------ Task input ------

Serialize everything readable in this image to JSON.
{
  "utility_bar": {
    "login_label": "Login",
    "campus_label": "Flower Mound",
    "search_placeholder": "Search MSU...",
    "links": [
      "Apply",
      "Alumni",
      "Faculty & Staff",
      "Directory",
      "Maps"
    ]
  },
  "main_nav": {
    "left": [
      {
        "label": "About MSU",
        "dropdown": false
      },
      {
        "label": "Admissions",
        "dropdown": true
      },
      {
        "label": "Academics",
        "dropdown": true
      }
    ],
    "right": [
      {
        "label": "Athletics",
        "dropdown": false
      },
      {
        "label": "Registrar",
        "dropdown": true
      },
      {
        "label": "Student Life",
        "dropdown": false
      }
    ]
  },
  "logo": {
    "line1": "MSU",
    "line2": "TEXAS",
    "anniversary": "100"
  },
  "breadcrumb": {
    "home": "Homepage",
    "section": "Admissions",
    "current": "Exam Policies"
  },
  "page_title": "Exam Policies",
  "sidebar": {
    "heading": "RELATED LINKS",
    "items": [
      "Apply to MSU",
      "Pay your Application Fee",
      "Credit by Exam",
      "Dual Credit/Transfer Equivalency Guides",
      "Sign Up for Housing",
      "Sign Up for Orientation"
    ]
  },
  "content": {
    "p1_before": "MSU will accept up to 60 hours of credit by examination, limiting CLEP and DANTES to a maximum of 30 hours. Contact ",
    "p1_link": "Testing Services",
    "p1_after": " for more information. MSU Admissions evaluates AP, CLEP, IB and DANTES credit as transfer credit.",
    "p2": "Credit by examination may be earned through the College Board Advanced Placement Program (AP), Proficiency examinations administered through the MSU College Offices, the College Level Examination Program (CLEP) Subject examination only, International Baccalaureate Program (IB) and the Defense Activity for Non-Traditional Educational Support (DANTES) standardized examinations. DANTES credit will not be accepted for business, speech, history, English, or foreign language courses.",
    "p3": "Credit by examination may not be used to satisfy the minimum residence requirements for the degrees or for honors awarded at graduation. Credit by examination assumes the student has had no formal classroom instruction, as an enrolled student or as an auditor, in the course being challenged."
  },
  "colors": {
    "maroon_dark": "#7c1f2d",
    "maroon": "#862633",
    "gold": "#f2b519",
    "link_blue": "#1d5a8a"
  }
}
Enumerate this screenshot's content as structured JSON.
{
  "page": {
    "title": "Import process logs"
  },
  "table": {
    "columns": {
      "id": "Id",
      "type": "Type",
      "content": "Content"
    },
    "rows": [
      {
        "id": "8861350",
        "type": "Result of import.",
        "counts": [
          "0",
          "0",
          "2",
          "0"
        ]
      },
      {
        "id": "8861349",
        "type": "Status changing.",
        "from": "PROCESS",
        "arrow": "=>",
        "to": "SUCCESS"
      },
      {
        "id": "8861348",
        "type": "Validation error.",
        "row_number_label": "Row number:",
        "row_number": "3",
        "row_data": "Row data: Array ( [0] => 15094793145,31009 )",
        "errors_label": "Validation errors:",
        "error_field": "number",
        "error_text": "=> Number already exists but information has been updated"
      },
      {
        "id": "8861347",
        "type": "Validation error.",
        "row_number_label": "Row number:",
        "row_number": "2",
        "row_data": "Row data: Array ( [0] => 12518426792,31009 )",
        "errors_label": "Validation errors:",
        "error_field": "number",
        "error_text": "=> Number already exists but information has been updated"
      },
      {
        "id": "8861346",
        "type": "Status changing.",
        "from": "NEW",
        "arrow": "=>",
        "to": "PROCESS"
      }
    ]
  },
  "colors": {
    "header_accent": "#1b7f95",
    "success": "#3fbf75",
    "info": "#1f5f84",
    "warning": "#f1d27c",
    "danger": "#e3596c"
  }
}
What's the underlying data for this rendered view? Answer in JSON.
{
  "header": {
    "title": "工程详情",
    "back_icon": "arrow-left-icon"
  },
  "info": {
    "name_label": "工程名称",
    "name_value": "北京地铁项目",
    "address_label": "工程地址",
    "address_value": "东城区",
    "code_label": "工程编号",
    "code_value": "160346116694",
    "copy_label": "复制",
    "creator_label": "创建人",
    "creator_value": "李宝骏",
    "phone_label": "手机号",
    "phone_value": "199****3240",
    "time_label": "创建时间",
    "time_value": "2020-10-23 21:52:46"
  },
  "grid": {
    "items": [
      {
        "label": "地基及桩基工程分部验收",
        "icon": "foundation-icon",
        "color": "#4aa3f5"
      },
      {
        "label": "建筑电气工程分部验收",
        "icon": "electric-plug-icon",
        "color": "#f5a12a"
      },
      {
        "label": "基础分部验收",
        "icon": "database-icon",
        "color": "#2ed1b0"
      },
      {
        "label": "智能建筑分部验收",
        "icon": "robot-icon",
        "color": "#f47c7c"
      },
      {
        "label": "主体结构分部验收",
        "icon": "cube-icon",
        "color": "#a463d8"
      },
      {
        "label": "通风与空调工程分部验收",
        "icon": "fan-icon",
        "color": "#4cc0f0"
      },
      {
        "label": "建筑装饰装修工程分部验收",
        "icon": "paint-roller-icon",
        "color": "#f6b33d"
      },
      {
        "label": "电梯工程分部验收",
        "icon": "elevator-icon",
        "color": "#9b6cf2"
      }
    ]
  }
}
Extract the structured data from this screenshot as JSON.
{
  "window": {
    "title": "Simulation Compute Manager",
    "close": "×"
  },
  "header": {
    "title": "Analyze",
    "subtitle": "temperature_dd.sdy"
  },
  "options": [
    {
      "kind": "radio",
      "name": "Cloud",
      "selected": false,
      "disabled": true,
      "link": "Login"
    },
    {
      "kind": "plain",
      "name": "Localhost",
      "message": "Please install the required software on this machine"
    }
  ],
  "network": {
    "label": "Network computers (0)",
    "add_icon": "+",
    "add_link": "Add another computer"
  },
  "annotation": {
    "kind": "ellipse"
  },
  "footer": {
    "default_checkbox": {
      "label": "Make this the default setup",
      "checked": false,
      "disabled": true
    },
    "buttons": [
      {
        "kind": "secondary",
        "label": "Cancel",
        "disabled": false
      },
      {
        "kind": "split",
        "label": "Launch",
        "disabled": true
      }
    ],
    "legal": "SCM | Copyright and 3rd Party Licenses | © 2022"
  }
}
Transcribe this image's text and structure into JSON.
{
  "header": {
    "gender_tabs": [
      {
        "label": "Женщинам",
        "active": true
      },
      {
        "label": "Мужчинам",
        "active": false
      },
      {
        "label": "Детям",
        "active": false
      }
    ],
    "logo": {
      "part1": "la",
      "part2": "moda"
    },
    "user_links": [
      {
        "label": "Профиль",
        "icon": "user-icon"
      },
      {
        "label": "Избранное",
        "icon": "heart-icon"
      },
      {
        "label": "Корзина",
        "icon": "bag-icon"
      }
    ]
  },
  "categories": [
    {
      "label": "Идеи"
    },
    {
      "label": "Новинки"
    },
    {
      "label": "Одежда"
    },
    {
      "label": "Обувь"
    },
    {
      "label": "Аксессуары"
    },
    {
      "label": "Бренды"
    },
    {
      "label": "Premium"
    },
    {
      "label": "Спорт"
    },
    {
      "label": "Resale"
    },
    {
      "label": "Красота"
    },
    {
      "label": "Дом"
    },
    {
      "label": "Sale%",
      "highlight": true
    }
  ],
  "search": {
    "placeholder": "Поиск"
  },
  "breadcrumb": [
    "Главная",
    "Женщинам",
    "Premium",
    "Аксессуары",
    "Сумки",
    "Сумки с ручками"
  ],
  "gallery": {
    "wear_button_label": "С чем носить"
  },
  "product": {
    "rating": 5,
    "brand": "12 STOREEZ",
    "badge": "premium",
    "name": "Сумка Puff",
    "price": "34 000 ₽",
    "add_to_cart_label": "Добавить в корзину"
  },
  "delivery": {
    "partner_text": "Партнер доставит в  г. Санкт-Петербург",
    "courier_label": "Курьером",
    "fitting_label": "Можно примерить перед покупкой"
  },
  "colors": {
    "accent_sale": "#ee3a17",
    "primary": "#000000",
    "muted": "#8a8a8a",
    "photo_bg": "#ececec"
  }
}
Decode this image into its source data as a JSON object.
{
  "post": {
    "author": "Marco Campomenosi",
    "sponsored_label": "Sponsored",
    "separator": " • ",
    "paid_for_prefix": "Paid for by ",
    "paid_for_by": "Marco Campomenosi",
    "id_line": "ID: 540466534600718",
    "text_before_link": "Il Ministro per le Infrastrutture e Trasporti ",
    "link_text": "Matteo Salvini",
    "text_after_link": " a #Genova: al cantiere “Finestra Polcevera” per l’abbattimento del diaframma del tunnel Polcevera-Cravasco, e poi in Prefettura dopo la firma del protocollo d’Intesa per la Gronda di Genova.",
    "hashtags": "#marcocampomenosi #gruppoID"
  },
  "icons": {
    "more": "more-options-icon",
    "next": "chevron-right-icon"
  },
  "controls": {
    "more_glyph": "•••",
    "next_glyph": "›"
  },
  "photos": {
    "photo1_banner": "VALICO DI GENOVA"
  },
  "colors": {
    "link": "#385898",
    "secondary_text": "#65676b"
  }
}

------

# Do this
Find how many lines include the string "Array" and report that number alone.

# Reply
2